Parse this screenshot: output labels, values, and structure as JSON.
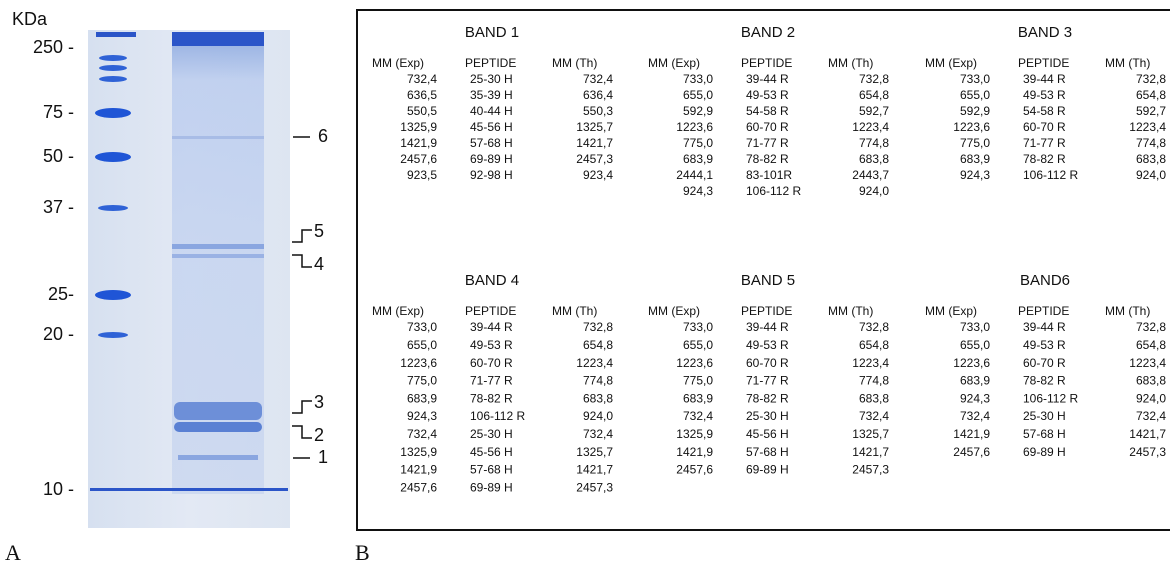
{
  "gel": {
    "unit_label": "KDa",
    "markers": [
      "250 -",
      "75 -",
      "50 -",
      "37 -",
      "25-",
      "20 -",
      "10 -"
    ],
    "band_labels": [
      "6",
      "5",
      "4",
      "3",
      "2",
      "1"
    ]
  },
  "panels": [
    "A",
    "B"
  ],
  "table": {
    "bands": [
      {
        "title": "BAND 1",
        "headers": [
          "MM (Exp)",
          "PEPTIDE",
          "MM (Th)"
        ],
        "rows": [
          [
            "732,4",
            "25-30 H",
            "732,4"
          ],
          [
            "636,5",
            "35-39 H",
            "636,4"
          ],
          [
            "550,5",
            "40-44 H",
            "550,3"
          ],
          [
            "1325,9",
            "45-56 H",
            "1325,7"
          ],
          [
            "1421,9",
            "57-68 H",
            "1421,7"
          ],
          [
            "2457,6",
            "69-89 H",
            "2457,3"
          ],
          [
            "923,5",
            "92-98 H",
            "923,4"
          ]
        ]
      },
      {
        "title": "BAND 2",
        "headers": [
          "MM (Exp)",
          "PEPTIDE",
          "MM (Th)"
        ],
        "rows": [
          [
            "733,0",
            "39-44 R",
            "732,8"
          ],
          [
            "655,0",
            "49-53 R",
            "654,8"
          ],
          [
            "592,9",
            "54-58 R",
            "592,7"
          ],
          [
            "1223,6",
            "60-70 R",
            "1223,4"
          ],
          [
            "775,0",
            "71-77 R",
            "774,8"
          ],
          [
            "683,9",
            "78-82 R",
            "683,8"
          ],
          [
            "2444,1",
            "83-101R",
            "2443,7"
          ],
          [
            "924,3",
            "106-112 R",
            "924,0"
          ]
        ]
      },
      {
        "title": "BAND 3",
        "headers": [
          "MM (Exp)",
          "PEPTIDE",
          "MM (Th)"
        ],
        "rows": [
          [
            "733,0",
            "39-44 R",
            "732,8"
          ],
          [
            "655,0",
            "49-53 R",
            "654,8"
          ],
          [
            "592,9",
            "54-58 R",
            "592,7"
          ],
          [
            "1223,6",
            "60-70 R",
            "1223,4"
          ],
          [
            "775,0",
            "71-77 R",
            "774,8"
          ],
          [
            "683,9",
            "78-82 R",
            "683,8"
          ],
          [
            "924,3",
            "106-112 R",
            "924,0"
          ]
        ]
      },
      {
        "title": "BAND 4",
        "headers": [
          "MM (Exp)",
          "PEPTIDE",
          "MM (Th)"
        ],
        "rows": [
          [
            "733,0",
            "39-44 R",
            "732,8"
          ],
          [
            "655,0",
            "49-53 R",
            "654,8"
          ],
          [
            "1223,6",
            "60-70 R",
            "1223,4"
          ],
          [
            "775,0",
            "71-77 R",
            "774,8"
          ],
          [
            "683,9",
            "78-82 R",
            "683,8"
          ],
          [
            "924,3",
            "106-112 R",
            "924,0"
          ],
          [
            "732,4",
            "25-30 H",
            "732,4"
          ],
          [
            "1325,9",
            "45-56 H",
            "1325,7"
          ],
          [
            "1421,9",
            "57-68 H",
            "1421,7"
          ],
          [
            "2457,6",
            "69-89 H",
            "2457,3"
          ]
        ]
      },
      {
        "title": "BAND 5",
        "headers": [
          "MM (Exp)",
          "PEPTIDE",
          "MM (Th)"
        ],
        "rows": [
          [
            "733,0",
            "39-44 R",
            "732,8"
          ],
          [
            "655,0",
            "49-53 R",
            "654,8"
          ],
          [
            "1223,6",
            "60-70 R",
            "1223,4"
          ],
          [
            "775,0",
            "71-77 R",
            "774,8"
          ],
          [
            "683,9",
            "78-82 R",
            "683,8"
          ],
          [
            "732,4",
            "25-30 H",
            "732,4"
          ],
          [
            "1325,9",
            "45-56 H",
            "1325,7"
          ],
          [
            "1421,9",
            "57-68 H",
            "1421,7"
          ],
          [
            "2457,6",
            "69-89 H",
            "2457,3"
          ]
        ]
      },
      {
        "title": "BAND6",
        "headers": [
          "MM (Exp)",
          "PEPTIDE",
          "MM (Th)"
        ],
        "rows": [
          [
            "733,0",
            "39-44 R",
            "732,8"
          ],
          [
            "655,0",
            "49-53 R",
            "654,8"
          ],
          [
            "1223,6",
            "60-70 R",
            "1223,4"
          ],
          [
            "683,9",
            "78-82 R",
            "683,8"
          ],
          [
            "924,3",
            "106-112 R",
            "924,0"
          ],
          [
            "732,4",
            "25-30 H",
            "732,4"
          ],
          [
            "1421,9",
            "57-68 H",
            "1421,7"
          ],
          [
            "2457,6",
            "69-89 H",
            "2457,3"
          ]
        ]
      }
    ]
  }
}
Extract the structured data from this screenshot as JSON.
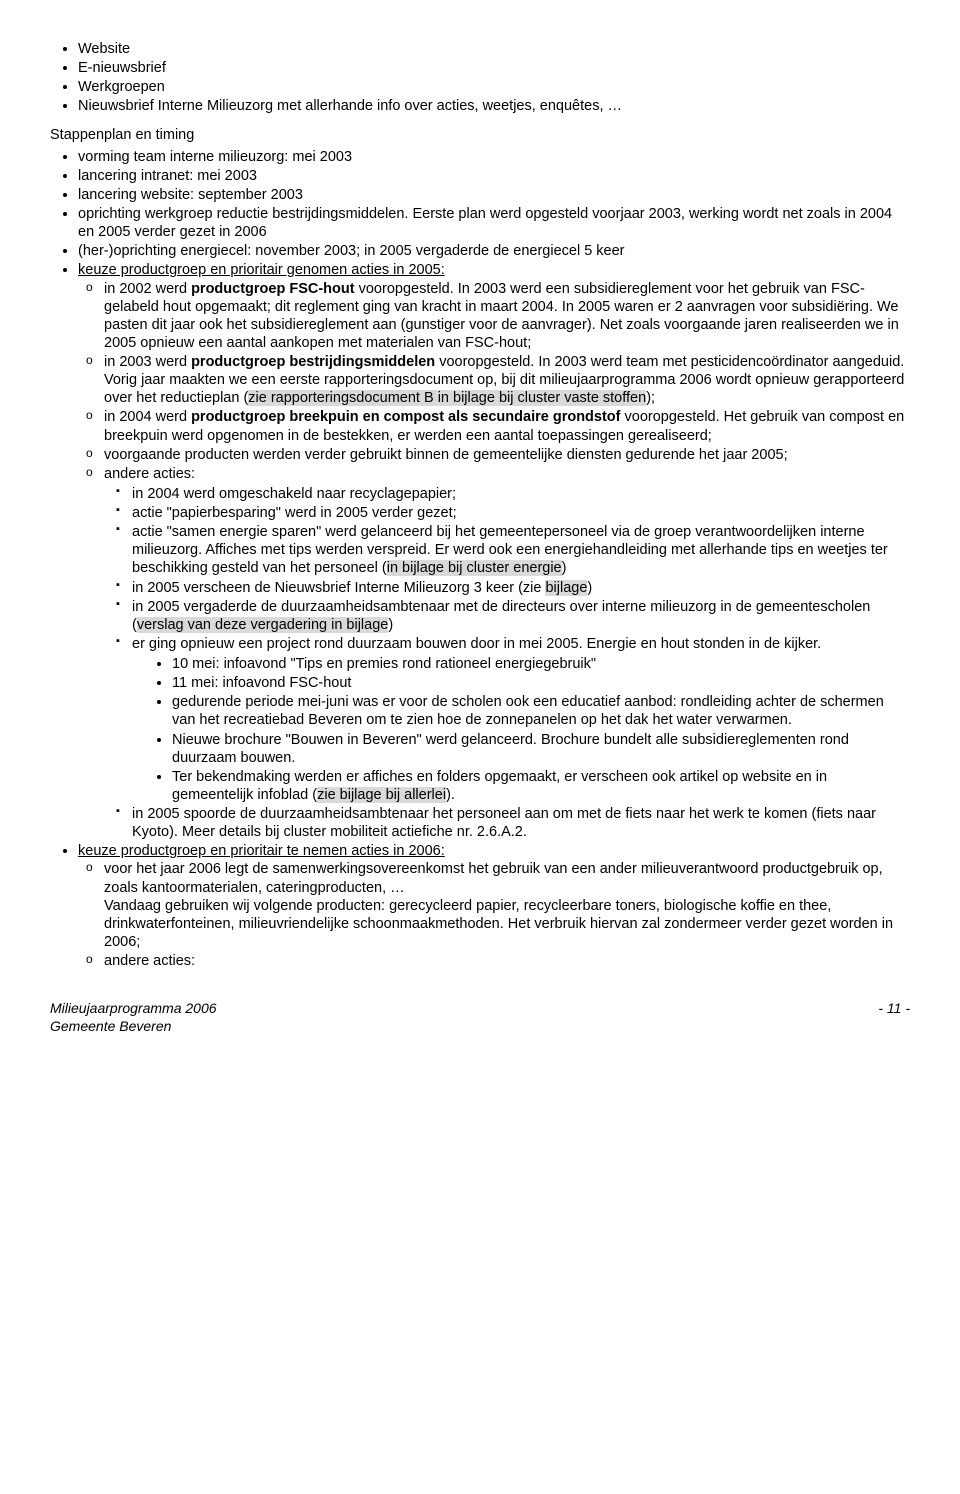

=======

**TASK DETAILS:**
Count every line above that holds the word "screenshot", and state the number and nothing more.

**RESULT FOR THIS TASK:**
2